Extracts from a graphics dataset:
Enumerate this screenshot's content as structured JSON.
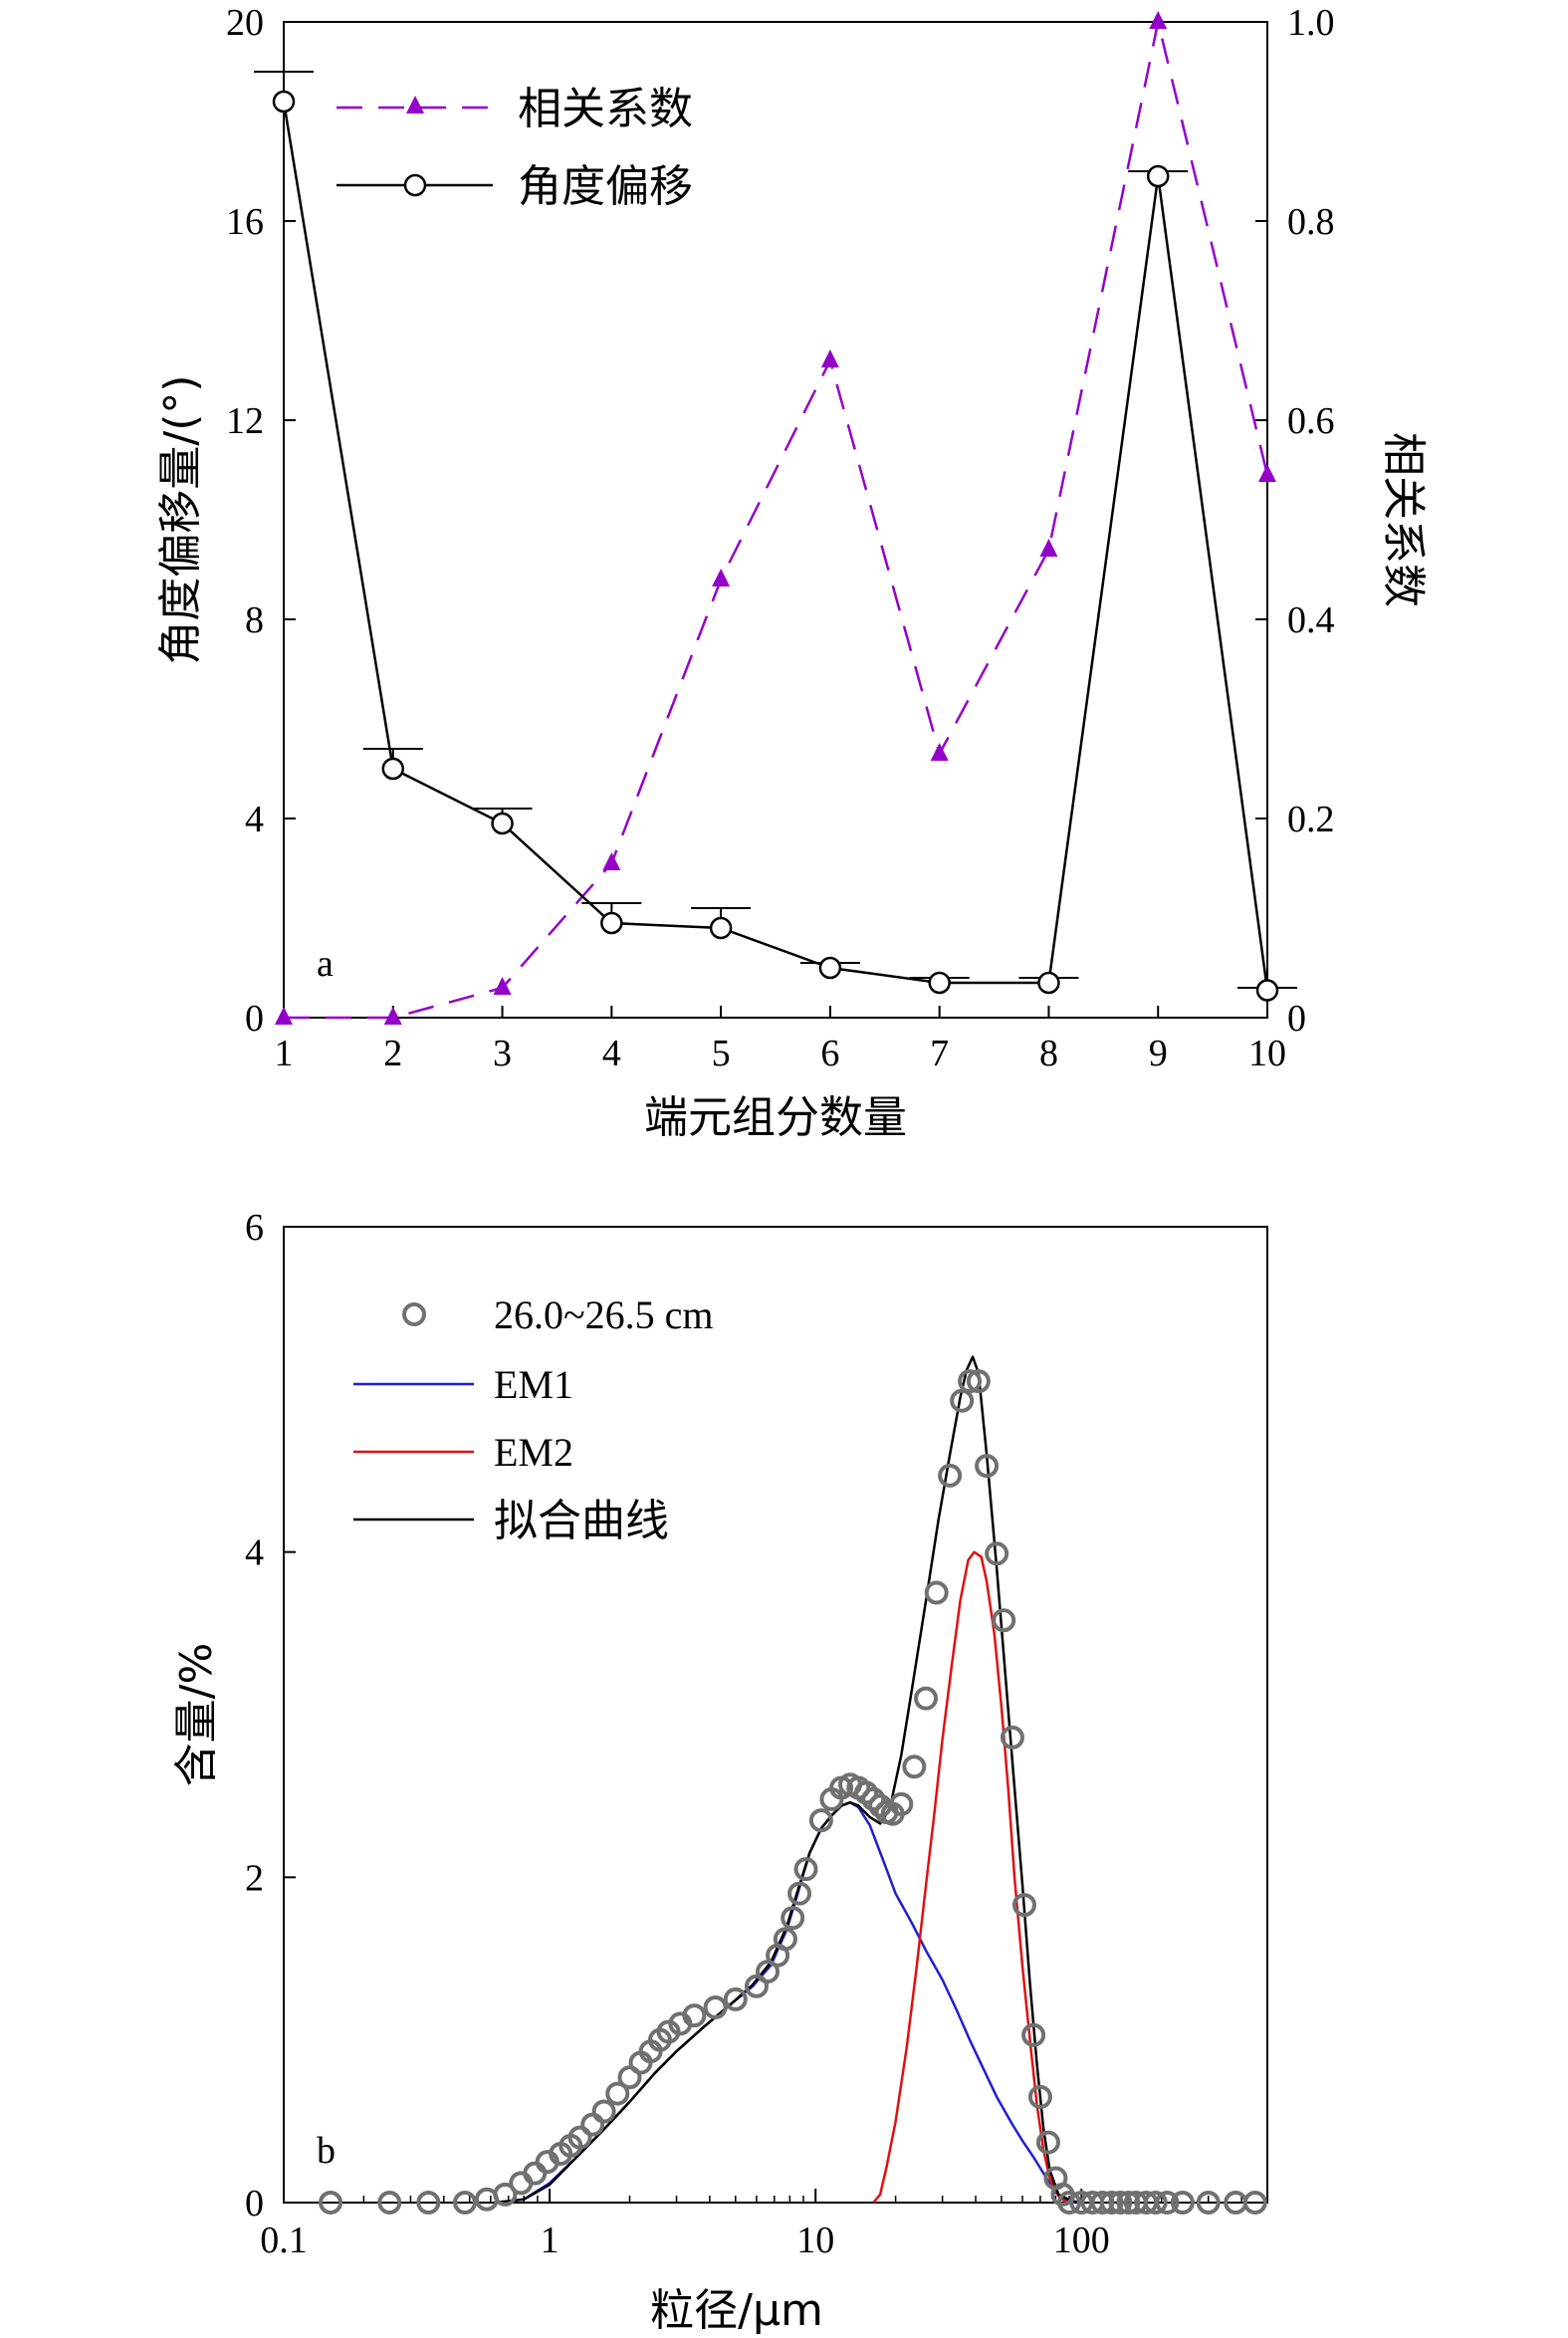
{
  "chart_data": [
    {
      "panel_label": "a",
      "type": "line",
      "xlabel": "端元组分数量",
      "ylabel_left": "角度偏移量/(°)",
      "ylabel_right": "相关系数",
      "x": [
        1,
        2,
        3,
        4,
        5,
        6,
        7,
        8,
        9,
        10
      ],
      "xlim": [
        1,
        10
      ],
      "ylim_left": [
        0,
        20
      ],
      "ylim_right": [
        0,
        1.0
      ],
      "xticks": [
        "1",
        "2",
        "3",
        "4",
        "5",
        "6",
        "7",
        "8",
        "9",
        "10"
      ],
      "yticks_left": [
        "0",
        "4",
        "8",
        "12",
        "16",
        "20"
      ],
      "yticks_right": [
        "0",
        "0.2",
        "0.4",
        "0.6",
        "0.8",
        "1.0"
      ],
      "legend_position": "top-left",
      "series": [
        {
          "name": "相关系数",
          "axis": "right",
          "style": "dashed",
          "marker": "triangle",
          "color": "#9400c8",
          "values": [
            0.0,
            0.0,
            0.03,
            0.155,
            0.44,
            0.66,
            0.265,
            0.47,
            1.0,
            0.545
          ]
        },
        {
          "name": "角度偏移",
          "axis": "left",
          "style": "solid",
          "marker": "circle-open",
          "color": "#000000",
          "values": [
            18.4,
            5.0,
            3.9,
            1.9,
            1.8,
            1.0,
            0.7,
            0.7,
            16.9,
            0.55
          ],
          "error_caps": [
            19.0,
            5.4,
            4.2,
            2.3,
            2.2,
            1.1,
            0.8,
            0.8,
            17.0,
            0.6
          ]
        }
      ]
    },
    {
      "panel_label": "b",
      "type": "line",
      "xlabel": "粒径/μm",
      "ylabel": "含量/%",
      "xscale": "log",
      "xlim": [
        0.1,
        500
      ],
      "ylim": [
        0,
        6
      ],
      "xticks": [
        "0.1",
        "1",
        "10",
        "100"
      ],
      "yticks": [
        "0",
        "2",
        "4",
        "6"
      ],
      "legend_position": "top-left",
      "series": [
        {
          "name": "26.0~26.5 cm",
          "style": "markers",
          "marker": "circle-open",
          "color": "#707070",
          "points": [
            [
              0.15,
              0
            ],
            [
              0.25,
              0
            ],
            [
              0.35,
              0
            ],
            [
              0.48,
              0
            ],
            [
              0.58,
              0.02
            ],
            [
              0.68,
              0.05
            ],
            [
              0.78,
              0.12
            ],
            [
              0.88,
              0.18
            ],
            [
              0.98,
              0.25
            ],
            [
              1.1,
              0.3
            ],
            [
              1.2,
              0.35
            ],
            [
              1.3,
              0.4
            ],
            [
              1.45,
              0.48
            ],
            [
              1.6,
              0.56
            ],
            [
              1.8,
              0.67
            ],
            [
              2.0,
              0.77
            ],
            [
              2.2,
              0.86
            ],
            [
              2.4,
              0.93
            ],
            [
              2.6,
              1.0
            ],
            [
              2.8,
              1.05
            ],
            [
              3.1,
              1.1
            ],
            [
              3.5,
              1.15
            ],
            [
              4.2,
              1.2
            ],
            [
              5.0,
              1.25
            ],
            [
              6.0,
              1.33
            ],
            [
              6.6,
              1.42
            ],
            [
              7.2,
              1.52
            ],
            [
              7.7,
              1.62
            ],
            [
              8.2,
              1.75
            ],
            [
              8.7,
              1.9
            ],
            [
              9.2,
              2.05
            ],
            [
              10.5,
              2.35
            ],
            [
              11.5,
              2.48
            ],
            [
              12.5,
              2.55
            ],
            [
              13.5,
              2.57
            ],
            [
              14.5,
              2.55
            ],
            [
              15.5,
              2.52
            ],
            [
              16.5,
              2.48
            ],
            [
              17.5,
              2.44
            ],
            [
              18.5,
              2.4
            ],
            [
              19.5,
              2.39
            ],
            [
              21.0,
              2.45
            ],
            [
              23.5,
              2.68
            ],
            [
              26.0,
              3.1
            ],
            [
              28.5,
              3.75
            ],
            [
              32.0,
              4.47
            ],
            [
              35.5,
              4.93
            ],
            [
              38.0,
              5.05
            ],
            [
              41.0,
              5.05
            ],
            [
              44.0,
              4.53
            ],
            [
              48.0,
              3.99
            ],
            [
              51.0,
              3.58
            ],
            [
              55.0,
              2.86
            ],
            [
              61.0,
              1.83
            ],
            [
              66.0,
              1.03
            ],
            [
              70.0,
              0.65
            ],
            [
              75.0,
              0.37
            ],
            [
              80.0,
              0.15
            ],
            [
              85.0,
              0.05
            ],
            [
              90.0,
              0
            ],
            [
              100,
              0
            ],
            [
              110,
              0
            ],
            [
              120,
              0
            ],
            [
              130,
              0
            ],
            [
              140,
              0
            ],
            [
              150,
              0
            ],
            [
              160,
              0
            ],
            [
              175,
              0
            ],
            [
              190,
              0
            ],
            [
              210,
              0
            ],
            [
              240,
              0
            ],
            [
              300,
              0
            ],
            [
              380,
              0
            ],
            [
              450,
              0
            ]
          ]
        },
        {
          "name": "EM1",
          "style": "solid",
          "color": "#1f1fd0",
          "points": [
            [
              0.62,
              0
            ],
            [
              0.8,
              0.02
            ],
            [
              1.0,
              0.12
            ],
            [
              1.3,
              0.3
            ],
            [
              1.6,
              0.45
            ],
            [
              2.0,
              0.62
            ],
            [
              2.5,
              0.8
            ],
            [
              3.0,
              0.93
            ],
            [
              3.8,
              1.08
            ],
            [
              4.8,
              1.22
            ],
            [
              5.8,
              1.33
            ],
            [
              6.8,
              1.46
            ],
            [
              7.8,
              1.68
            ],
            [
              8.5,
              1.88
            ],
            [
              9.5,
              2.15
            ],
            [
              10.5,
              2.3
            ],
            [
              11.5,
              2.38
            ],
            [
              12.5,
              2.44
            ],
            [
              13.5,
              2.46
            ],
            [
              14.5,
              2.43
            ],
            [
              16.0,
              2.32
            ],
            [
              18.0,
              2.1
            ],
            [
              20.0,
              1.9
            ],
            [
              23.0,
              1.72
            ],
            [
              26.0,
              1.55
            ],
            [
              30.0,
              1.37
            ],
            [
              34.0,
              1.18
            ],
            [
              38.0,
              1.0
            ],
            [
              42.0,
              0.85
            ],
            [
              48.0,
              0.65
            ],
            [
              55.0,
              0.48
            ],
            [
              60.0,
              0.38
            ],
            [
              66.0,
              0.28
            ],
            [
              72.0,
              0.18
            ],
            [
              80.0,
              0.06
            ],
            [
              88.0,
              0.01
            ],
            [
              95.0,
              0
            ]
          ]
        },
        {
          "name": "EM2",
          "style": "solid",
          "color": "#e01010",
          "points": [
            [
              16.5,
              0
            ],
            [
              17.5,
              0.05
            ],
            [
              18.5,
              0.22
            ],
            [
              20.0,
              0.5
            ],
            [
              22.0,
              0.95
            ],
            [
              24.0,
              1.45
            ],
            [
              26.0,
              1.95
            ],
            [
              28.0,
              2.4
            ],
            [
              30.0,
              2.85
            ],
            [
              32.5,
              3.3
            ],
            [
              35.0,
              3.7
            ],
            [
              37.5,
              3.95
            ],
            [
              39.5,
              4.0
            ],
            [
              42.0,
              3.97
            ],
            [
              44.0,
              3.82
            ],
            [
              47.0,
              3.5
            ],
            [
              50.0,
              3.05
            ],
            [
              53.0,
              2.55
            ],
            [
              56.0,
              2.0
            ],
            [
              60.0,
              1.45
            ],
            [
              64.0,
              1.0
            ],
            [
              68.0,
              0.6
            ],
            [
              72.0,
              0.32
            ],
            [
              76.0,
              0.15
            ],
            [
              82.0,
              0.04
            ],
            [
              88.0,
              0
            ]
          ]
        },
        {
          "name": "拟合曲线",
          "style": "solid",
          "color": "#000000",
          "points": [
            [
              0.62,
              0
            ],
            [
              0.8,
              0.02
            ],
            [
              1.0,
              0.11
            ],
            [
              1.3,
              0.3
            ],
            [
              1.6,
              0.45
            ],
            [
              2.0,
              0.62
            ],
            [
              2.5,
              0.8
            ],
            [
              3.0,
              0.93
            ],
            [
              3.8,
              1.08
            ],
            [
              4.8,
              1.22
            ],
            [
              5.8,
              1.34
            ],
            [
              6.8,
              1.48
            ],
            [
              7.8,
              1.7
            ],
            [
              8.5,
              1.9
            ],
            [
              9.5,
              2.15
            ],
            [
              10.5,
              2.3
            ],
            [
              11.5,
              2.38
            ],
            [
              12.5,
              2.44
            ],
            [
              13.5,
              2.46
            ],
            [
              14.5,
              2.44
            ],
            [
              16.0,
              2.37
            ],
            [
              17.5,
              2.33
            ],
            [
              19.0,
              2.42
            ],
            [
              21.0,
              2.75
            ],
            [
              23.0,
              3.15
            ],
            [
              26.0,
              3.7
            ],
            [
              29.0,
              4.2
            ],
            [
              32.0,
              4.6
            ],
            [
              35.0,
              4.95
            ],
            [
              37.0,
              5.12
            ],
            [
              39.0,
              5.2
            ],
            [
              41.0,
              5.1
            ],
            [
              44.0,
              4.6
            ],
            [
              48.0,
              3.9
            ],
            [
              52.0,
              3.2
            ],
            [
              56.0,
              2.55
            ],
            [
              60.0,
              1.95
            ],
            [
              64.0,
              1.35
            ],
            [
              68.0,
              0.85
            ],
            [
              72.0,
              0.45
            ],
            [
              76.0,
              0.2
            ],
            [
              82.0,
              0.05
            ],
            [
              92.0,
              0.01
            ],
            [
              100.0,
              0.0
            ]
          ]
        }
      ]
    }
  ]
}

_What is needed:_ Go through the material line by line. Show each line that contains the string "color".

_Task solution:_
          "color": "#9400c8",
          "color": "#000000",
          "color": "#707070",
          "color": "#1f1fd0",
          "color": "#e01010",
          "color": "#000000",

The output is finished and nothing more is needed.